▶ Instructions to follow
Count how many lines below include the string "color", and give that number without anything else.
━━━━━ Given data ━━━━━
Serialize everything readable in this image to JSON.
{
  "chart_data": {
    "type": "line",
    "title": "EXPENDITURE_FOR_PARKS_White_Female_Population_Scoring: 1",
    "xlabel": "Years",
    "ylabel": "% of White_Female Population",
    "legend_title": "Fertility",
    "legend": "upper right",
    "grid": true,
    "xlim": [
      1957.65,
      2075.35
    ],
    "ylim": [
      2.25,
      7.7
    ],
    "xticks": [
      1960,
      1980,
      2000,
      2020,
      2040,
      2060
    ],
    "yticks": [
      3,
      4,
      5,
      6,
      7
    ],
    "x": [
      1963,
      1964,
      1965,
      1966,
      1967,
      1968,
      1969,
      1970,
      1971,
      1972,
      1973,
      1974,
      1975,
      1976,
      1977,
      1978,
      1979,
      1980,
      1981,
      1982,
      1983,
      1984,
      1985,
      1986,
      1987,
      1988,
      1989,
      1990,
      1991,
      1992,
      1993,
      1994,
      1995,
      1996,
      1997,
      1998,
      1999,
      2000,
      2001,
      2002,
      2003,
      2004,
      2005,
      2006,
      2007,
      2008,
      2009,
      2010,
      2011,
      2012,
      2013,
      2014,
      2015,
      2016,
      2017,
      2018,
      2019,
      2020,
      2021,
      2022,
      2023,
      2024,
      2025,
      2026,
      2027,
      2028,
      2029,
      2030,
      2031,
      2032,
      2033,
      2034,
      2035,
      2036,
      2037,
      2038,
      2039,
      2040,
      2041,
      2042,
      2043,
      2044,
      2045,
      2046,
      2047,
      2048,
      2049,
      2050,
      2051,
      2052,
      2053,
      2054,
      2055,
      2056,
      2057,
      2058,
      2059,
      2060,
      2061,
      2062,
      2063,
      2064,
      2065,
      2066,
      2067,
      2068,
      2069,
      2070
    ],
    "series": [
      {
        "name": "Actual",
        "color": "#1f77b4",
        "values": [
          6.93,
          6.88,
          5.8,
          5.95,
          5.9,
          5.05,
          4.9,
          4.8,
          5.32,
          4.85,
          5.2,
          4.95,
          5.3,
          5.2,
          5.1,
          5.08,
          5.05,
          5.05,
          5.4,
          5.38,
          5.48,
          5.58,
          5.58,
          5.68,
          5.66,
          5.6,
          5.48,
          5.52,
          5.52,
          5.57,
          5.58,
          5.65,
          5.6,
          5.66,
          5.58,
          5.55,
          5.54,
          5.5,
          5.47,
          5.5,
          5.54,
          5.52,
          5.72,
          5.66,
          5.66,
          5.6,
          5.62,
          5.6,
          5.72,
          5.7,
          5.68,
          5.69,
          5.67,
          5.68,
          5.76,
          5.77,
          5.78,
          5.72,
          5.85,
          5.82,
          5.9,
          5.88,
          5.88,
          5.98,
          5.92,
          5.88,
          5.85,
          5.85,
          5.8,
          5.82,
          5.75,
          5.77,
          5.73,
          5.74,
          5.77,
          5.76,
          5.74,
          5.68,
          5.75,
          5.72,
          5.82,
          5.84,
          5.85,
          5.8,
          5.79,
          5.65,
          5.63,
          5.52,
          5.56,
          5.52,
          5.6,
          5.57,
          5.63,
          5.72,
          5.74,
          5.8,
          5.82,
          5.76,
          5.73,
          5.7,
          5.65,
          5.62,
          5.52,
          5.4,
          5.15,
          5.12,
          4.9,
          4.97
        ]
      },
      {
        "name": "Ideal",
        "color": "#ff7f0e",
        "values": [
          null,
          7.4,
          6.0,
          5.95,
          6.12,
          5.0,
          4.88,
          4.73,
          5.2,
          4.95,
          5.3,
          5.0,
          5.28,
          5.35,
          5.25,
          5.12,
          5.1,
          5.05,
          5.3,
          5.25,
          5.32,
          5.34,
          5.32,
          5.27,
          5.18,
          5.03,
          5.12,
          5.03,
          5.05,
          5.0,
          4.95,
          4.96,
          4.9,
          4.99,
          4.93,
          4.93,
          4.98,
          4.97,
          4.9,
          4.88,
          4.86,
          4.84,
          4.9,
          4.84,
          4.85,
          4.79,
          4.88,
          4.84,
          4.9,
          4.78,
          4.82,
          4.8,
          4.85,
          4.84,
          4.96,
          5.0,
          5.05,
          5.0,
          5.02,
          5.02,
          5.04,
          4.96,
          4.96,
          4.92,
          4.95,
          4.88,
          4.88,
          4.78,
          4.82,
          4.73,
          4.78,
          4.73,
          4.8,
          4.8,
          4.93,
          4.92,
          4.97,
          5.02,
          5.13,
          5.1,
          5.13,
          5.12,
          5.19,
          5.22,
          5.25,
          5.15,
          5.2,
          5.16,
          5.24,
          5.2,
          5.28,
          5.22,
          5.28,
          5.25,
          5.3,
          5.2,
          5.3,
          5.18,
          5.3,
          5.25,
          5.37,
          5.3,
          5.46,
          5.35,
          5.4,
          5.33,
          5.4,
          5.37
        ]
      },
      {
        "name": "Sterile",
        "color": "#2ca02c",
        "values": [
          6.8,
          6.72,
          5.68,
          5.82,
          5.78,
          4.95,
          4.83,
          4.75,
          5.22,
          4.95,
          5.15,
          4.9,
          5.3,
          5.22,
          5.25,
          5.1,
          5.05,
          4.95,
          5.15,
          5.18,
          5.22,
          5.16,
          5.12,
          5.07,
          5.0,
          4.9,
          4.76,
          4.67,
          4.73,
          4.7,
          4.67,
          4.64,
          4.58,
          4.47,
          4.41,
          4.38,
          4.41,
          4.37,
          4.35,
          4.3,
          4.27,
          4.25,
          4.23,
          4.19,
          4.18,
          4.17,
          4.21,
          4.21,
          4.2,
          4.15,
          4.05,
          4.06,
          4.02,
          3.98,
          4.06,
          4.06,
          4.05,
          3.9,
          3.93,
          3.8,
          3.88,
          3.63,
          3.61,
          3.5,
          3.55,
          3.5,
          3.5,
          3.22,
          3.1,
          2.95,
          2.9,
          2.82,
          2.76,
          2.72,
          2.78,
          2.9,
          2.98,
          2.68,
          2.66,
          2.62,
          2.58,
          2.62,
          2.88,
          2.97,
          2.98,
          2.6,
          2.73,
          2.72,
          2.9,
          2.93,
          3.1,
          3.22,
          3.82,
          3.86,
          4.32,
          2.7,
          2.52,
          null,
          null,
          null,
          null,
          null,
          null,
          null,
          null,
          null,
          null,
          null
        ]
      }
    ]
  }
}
━━━━━
▶ Full answer
3